(Stored items)

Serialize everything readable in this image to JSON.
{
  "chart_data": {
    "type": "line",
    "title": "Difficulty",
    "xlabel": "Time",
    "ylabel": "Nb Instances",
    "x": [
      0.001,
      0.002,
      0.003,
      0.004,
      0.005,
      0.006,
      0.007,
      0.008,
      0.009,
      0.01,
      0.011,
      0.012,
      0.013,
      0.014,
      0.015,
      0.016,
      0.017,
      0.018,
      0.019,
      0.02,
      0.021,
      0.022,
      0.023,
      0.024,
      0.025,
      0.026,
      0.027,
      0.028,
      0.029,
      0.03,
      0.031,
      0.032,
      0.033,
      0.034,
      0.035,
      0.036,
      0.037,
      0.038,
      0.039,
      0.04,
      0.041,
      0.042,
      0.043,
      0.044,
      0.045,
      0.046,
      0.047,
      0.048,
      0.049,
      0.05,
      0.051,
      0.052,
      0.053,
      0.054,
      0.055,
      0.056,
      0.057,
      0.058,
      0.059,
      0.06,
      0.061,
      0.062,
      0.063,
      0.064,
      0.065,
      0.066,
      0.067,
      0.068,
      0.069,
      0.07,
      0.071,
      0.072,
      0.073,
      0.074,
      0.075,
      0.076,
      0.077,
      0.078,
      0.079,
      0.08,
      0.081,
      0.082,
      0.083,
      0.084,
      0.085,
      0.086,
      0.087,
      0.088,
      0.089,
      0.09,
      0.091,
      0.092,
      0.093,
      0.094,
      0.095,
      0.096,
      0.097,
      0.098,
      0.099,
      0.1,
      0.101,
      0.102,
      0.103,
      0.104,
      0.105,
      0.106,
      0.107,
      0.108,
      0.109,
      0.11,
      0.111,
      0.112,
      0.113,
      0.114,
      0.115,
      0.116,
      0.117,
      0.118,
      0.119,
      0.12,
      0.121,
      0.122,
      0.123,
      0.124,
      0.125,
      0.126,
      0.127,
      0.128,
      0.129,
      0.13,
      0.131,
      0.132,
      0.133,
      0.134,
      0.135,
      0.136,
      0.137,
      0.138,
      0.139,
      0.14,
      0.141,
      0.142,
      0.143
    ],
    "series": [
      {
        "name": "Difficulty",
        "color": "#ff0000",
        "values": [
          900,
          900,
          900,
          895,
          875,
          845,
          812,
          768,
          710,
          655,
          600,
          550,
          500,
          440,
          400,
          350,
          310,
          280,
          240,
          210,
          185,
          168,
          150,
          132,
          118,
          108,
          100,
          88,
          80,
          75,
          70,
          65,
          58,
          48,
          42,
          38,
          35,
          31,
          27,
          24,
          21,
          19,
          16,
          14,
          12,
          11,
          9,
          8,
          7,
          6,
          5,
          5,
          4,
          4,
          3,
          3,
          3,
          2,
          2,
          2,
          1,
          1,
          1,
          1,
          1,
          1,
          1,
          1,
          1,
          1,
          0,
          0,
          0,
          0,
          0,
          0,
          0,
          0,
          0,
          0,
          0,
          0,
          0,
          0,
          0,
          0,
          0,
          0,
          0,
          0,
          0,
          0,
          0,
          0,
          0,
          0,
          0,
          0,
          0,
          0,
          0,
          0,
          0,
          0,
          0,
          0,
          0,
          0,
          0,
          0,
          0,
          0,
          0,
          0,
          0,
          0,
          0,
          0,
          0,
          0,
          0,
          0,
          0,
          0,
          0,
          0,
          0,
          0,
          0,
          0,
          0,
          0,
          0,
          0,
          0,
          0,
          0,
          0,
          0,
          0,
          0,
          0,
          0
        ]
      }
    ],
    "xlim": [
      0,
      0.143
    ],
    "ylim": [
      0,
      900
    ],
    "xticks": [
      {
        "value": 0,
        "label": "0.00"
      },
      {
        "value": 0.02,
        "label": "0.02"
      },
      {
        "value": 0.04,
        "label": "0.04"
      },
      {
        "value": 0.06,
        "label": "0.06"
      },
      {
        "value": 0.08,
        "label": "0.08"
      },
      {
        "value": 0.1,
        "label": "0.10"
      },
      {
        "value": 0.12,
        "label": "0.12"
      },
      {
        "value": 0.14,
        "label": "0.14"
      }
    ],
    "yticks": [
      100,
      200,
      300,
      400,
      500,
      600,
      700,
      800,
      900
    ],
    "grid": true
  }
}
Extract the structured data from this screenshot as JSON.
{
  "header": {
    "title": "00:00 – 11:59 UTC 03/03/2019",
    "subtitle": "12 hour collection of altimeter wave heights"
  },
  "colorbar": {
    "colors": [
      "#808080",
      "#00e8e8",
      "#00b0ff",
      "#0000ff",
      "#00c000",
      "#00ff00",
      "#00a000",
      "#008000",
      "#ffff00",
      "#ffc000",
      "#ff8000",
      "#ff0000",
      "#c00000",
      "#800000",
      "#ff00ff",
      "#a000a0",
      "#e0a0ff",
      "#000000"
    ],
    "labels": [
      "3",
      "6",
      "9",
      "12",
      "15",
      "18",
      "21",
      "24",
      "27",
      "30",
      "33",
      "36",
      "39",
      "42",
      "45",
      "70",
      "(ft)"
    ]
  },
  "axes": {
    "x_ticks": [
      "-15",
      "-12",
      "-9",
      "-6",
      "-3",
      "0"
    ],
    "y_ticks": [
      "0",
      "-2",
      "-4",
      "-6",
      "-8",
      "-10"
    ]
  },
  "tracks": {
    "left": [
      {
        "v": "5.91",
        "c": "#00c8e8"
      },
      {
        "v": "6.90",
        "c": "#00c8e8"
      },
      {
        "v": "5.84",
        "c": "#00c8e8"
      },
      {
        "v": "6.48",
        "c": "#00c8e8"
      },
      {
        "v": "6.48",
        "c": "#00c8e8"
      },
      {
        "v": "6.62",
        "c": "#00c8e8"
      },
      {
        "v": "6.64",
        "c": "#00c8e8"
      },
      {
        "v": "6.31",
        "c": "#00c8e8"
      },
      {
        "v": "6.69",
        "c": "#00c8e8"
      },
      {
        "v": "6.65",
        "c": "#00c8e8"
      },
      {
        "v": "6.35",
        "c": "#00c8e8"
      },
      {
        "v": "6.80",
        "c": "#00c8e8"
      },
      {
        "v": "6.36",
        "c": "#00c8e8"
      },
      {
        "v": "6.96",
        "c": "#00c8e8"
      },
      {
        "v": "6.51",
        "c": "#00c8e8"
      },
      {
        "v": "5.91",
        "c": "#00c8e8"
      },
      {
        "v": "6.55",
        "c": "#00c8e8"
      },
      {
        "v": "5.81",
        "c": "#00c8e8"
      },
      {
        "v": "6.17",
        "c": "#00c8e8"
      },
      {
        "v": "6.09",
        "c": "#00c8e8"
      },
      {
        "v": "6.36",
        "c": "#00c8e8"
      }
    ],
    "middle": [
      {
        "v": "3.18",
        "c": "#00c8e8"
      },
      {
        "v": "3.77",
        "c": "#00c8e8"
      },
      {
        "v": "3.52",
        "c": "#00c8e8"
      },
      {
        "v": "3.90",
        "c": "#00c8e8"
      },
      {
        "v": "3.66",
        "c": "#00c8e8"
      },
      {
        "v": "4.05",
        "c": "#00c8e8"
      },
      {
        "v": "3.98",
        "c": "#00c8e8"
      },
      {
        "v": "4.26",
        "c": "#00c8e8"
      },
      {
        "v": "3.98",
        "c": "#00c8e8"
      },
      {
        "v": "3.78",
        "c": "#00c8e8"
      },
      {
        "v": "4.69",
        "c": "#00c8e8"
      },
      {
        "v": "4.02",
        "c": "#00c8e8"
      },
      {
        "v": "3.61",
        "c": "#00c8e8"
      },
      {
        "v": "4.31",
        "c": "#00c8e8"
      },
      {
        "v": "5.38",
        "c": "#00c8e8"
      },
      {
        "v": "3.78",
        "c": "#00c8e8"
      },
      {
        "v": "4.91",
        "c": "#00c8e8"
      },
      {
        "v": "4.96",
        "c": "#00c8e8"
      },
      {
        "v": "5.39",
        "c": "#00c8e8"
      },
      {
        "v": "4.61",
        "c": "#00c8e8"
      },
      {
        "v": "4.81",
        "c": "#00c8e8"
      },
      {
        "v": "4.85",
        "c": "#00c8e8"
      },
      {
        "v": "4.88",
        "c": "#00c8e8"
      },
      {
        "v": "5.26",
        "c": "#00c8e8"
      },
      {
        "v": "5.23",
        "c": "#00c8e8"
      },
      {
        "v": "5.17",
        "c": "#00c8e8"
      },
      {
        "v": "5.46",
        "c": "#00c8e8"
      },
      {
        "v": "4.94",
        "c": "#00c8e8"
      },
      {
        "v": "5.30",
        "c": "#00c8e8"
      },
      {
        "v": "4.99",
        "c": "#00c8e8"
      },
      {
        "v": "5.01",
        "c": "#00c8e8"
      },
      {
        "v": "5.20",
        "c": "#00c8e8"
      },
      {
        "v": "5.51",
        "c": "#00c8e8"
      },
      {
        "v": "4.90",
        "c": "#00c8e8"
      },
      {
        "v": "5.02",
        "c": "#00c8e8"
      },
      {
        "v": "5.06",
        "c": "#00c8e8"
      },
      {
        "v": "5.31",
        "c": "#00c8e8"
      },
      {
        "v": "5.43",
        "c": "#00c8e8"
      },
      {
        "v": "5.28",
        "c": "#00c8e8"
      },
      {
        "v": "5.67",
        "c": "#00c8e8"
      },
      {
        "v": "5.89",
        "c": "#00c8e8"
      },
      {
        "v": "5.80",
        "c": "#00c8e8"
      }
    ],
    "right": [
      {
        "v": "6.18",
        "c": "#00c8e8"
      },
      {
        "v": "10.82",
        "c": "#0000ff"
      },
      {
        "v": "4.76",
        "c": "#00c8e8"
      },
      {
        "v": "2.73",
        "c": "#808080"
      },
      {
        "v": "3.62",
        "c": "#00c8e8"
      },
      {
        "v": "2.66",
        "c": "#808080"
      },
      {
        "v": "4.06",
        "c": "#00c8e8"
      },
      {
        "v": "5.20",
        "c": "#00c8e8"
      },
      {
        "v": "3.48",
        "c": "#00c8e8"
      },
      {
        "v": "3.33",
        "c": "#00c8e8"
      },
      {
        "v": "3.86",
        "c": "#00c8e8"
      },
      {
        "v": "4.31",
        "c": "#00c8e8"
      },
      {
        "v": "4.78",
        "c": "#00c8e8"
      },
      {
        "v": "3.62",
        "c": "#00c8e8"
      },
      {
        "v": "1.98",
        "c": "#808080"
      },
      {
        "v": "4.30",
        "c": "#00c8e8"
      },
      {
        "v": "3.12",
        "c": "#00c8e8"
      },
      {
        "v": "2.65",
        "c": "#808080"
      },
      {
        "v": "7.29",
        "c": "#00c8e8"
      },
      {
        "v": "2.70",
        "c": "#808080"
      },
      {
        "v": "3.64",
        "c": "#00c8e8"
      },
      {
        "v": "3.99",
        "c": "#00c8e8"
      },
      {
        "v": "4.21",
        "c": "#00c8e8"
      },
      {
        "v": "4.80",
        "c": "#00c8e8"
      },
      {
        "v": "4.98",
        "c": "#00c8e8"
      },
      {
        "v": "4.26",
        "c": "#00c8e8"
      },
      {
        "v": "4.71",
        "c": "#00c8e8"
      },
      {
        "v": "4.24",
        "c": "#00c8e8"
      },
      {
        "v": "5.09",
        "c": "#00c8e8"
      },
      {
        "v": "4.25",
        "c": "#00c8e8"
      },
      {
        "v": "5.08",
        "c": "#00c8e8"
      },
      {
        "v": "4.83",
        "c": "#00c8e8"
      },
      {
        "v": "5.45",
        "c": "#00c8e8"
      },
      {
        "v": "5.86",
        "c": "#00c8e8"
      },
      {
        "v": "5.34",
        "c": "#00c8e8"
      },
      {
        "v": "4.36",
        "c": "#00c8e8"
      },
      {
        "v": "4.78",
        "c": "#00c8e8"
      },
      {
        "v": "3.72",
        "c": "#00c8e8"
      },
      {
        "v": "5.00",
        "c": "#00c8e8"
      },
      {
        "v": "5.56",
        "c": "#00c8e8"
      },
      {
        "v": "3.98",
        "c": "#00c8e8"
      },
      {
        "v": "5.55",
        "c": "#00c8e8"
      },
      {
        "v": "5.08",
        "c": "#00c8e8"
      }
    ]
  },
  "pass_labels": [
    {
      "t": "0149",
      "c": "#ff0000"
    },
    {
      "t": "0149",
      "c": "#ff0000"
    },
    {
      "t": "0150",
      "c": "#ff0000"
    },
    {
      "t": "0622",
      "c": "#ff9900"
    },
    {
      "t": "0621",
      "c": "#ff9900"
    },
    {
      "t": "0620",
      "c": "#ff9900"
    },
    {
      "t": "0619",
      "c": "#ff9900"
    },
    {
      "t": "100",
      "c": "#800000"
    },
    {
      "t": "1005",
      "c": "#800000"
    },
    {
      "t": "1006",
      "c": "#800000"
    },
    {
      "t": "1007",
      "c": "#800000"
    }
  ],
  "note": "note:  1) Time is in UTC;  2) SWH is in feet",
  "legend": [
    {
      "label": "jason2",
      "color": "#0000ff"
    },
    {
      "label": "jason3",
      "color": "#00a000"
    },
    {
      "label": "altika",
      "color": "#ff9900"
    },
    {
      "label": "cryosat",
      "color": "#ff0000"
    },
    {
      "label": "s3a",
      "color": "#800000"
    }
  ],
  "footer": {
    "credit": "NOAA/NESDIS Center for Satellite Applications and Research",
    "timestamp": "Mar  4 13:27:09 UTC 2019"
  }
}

## [Do this]
Out of the material above, gather each line where "JSON" appears.

## [Exercise solution]
Serialize everything readable in this image to JSON.
Extract the structured data from this screenshot as JSON.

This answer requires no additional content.